■ DATA ENTRIES

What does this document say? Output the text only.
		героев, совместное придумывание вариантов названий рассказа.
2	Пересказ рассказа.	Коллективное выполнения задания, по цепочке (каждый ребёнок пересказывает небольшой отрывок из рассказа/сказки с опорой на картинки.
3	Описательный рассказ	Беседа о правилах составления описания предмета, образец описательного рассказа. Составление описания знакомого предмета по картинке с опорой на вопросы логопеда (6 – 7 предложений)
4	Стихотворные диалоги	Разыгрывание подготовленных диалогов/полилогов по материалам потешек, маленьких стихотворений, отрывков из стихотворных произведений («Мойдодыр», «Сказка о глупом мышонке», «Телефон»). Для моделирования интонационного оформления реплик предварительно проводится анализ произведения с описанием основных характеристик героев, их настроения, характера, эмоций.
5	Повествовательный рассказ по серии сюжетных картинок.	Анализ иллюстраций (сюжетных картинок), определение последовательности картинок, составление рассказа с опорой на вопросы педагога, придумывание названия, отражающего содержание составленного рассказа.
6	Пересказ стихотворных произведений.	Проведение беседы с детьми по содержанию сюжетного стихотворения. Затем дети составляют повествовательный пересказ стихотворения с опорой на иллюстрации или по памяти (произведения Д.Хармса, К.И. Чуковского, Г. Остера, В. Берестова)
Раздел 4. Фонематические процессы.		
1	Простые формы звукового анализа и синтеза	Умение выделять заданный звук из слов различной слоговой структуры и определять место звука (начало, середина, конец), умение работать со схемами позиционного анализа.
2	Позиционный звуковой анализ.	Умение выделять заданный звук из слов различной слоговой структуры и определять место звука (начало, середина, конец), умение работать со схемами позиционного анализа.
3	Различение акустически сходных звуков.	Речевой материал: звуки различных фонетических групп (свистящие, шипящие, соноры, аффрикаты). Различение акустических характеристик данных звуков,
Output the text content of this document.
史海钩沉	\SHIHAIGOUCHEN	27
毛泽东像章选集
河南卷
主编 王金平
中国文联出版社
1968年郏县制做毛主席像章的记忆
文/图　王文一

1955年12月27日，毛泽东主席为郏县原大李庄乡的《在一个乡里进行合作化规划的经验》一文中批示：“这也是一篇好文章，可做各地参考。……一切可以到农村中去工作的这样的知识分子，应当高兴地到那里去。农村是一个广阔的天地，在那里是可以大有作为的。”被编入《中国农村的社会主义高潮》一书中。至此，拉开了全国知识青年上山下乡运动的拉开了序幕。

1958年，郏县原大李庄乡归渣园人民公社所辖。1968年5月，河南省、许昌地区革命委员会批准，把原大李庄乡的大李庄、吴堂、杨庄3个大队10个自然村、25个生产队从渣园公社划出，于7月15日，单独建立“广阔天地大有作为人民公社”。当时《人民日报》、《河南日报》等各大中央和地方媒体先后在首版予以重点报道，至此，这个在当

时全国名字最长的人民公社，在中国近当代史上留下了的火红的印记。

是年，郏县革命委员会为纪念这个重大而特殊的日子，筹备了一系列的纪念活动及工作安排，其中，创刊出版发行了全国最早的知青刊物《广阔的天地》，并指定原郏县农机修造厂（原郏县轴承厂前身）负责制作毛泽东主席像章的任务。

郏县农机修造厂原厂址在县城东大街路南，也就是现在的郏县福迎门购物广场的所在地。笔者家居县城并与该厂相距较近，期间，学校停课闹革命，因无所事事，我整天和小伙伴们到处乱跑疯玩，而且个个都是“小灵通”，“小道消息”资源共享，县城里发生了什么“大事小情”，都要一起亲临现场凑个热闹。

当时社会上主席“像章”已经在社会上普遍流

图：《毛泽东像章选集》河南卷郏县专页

■ SHORT TASK
Print exactly the lines from the one with "Output the text content of this document." through the end of the data, inclusive.

■ RESPONSE TO THE TASK
Output the text content of this document.
史海钩沉	\SHIHAIGOUCHEN	27
毛泽东像章选集
河南卷
主编 王金平
中国文联出版社
1968年郏县制做毛主席像章的记忆
文/图　王文一

1955年12月27日，毛泽东主席为郏县原大李庄乡的《在一个乡里进行合作化规划的经验》一文中批示：“这也是一篇好文章，可做各地参考。……一切可以到农村中去工作的这样的知识分子，应当高兴地到那里去。农村是一个广阔的天地，在那里是可以大有作为的。”被编入《中国农村的社会主义高潮》一书中。至此，拉开了全国知识青年上山下乡运动的拉开了序幕。

1958年，郏县原大李庄乡归渣园人民公社所辖。1968年5月，河南省、许昌地区革命委员会批准，把原大李庄乡的大李庄、吴堂、杨庄3个大队10个自然村、25个生产队从渣园公社划出，于7月15日，单独建立“广阔天地大有作为人民公社”。当时《人民日报》、《河南日报》等各大中央和地方媒体先后在首版予以重点报道，至此，这个在当

时全国名字最长的人民公社，在中国近当代史上留下了的火红的印记。

是年，郏县革命委员会为纪念这个重大而特殊的日子，筹备了一系列的纪念活动及工作安排，其中，创刊出版发行了全国最早的知青刊物《广阔的天地》，并指定原郏县农机修造厂（原郏县轴承厂前身）负责制作毛泽东主席像章的任务。

郏县农机修造厂原厂址在县城东大街路南，也就是现在的郏县福迎门购物广场的所在地。笔者家居县城并与该厂相距较近，期间，学校停课闹革命，因无所事事，我整天和小伙伴们到处乱跑疯玩，而且个个都是“小灵通”，“小道消息”资源共享，县城里发生了什么“大事小情”，都要一起亲临现场凑个热闹。

当时社会上主席“像章”已经在社会上普遍流

图：《毛泽东像章选集》河南卷郏县专页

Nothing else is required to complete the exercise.